▸ **INPUT DATA**:
— begin —
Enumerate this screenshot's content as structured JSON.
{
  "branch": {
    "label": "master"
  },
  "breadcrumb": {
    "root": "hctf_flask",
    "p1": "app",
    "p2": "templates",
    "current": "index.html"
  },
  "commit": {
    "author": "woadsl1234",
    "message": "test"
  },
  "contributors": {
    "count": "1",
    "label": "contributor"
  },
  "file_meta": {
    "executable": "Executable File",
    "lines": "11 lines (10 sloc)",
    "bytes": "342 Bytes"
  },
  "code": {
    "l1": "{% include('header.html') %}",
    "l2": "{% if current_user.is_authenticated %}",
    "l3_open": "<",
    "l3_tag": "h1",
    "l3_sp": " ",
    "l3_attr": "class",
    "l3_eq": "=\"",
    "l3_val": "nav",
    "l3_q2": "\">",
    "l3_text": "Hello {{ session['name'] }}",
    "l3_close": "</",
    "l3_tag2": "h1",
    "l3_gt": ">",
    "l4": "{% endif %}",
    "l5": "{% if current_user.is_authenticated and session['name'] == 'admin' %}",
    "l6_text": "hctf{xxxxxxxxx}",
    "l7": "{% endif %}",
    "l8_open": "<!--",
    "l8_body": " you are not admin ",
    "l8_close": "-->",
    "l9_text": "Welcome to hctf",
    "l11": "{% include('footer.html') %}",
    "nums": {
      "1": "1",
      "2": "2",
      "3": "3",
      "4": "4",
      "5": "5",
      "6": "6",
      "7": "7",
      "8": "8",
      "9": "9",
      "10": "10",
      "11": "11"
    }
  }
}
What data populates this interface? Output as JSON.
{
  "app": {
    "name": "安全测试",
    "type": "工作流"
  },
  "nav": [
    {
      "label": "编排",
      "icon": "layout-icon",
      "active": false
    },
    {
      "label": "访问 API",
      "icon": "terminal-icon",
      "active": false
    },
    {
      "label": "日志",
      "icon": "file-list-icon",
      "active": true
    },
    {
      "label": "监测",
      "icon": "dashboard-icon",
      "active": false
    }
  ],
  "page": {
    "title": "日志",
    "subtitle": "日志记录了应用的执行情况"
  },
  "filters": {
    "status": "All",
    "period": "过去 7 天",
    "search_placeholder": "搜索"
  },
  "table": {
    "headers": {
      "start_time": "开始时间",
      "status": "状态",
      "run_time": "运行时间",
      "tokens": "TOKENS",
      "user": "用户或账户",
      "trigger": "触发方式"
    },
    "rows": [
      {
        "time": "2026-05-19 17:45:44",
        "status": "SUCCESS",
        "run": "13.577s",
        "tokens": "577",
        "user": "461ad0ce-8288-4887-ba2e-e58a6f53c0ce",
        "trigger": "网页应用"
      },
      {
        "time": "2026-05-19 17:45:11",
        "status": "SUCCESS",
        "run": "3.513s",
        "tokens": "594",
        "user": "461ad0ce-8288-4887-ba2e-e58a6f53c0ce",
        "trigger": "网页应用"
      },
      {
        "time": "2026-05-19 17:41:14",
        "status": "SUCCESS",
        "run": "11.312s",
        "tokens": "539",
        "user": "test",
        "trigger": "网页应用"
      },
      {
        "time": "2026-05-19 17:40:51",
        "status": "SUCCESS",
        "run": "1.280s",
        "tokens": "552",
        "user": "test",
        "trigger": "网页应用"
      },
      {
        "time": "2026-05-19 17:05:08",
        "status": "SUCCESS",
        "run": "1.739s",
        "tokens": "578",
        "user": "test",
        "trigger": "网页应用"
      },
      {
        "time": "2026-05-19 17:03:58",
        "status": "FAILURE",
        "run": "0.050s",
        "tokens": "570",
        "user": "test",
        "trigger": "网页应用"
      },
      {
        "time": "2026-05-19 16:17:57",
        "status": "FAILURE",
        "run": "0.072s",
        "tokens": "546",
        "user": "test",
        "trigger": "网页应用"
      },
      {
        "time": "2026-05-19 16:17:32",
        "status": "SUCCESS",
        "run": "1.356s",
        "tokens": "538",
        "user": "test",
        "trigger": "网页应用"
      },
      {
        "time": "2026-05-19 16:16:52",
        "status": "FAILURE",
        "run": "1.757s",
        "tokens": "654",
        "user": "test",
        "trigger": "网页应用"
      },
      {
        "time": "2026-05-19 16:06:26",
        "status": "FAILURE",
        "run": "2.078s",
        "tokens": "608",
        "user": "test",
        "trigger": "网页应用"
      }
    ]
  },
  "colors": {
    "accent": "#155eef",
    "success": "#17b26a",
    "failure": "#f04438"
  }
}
— end —
Find all the lines containing "name" in the material, then copy them.

    "l3_text": "Hello {{ session['name'] }}",
    "l5": "{% if current_user.is_authenticated and session['name'] == 'admin' %}",
    "name": "安全测试",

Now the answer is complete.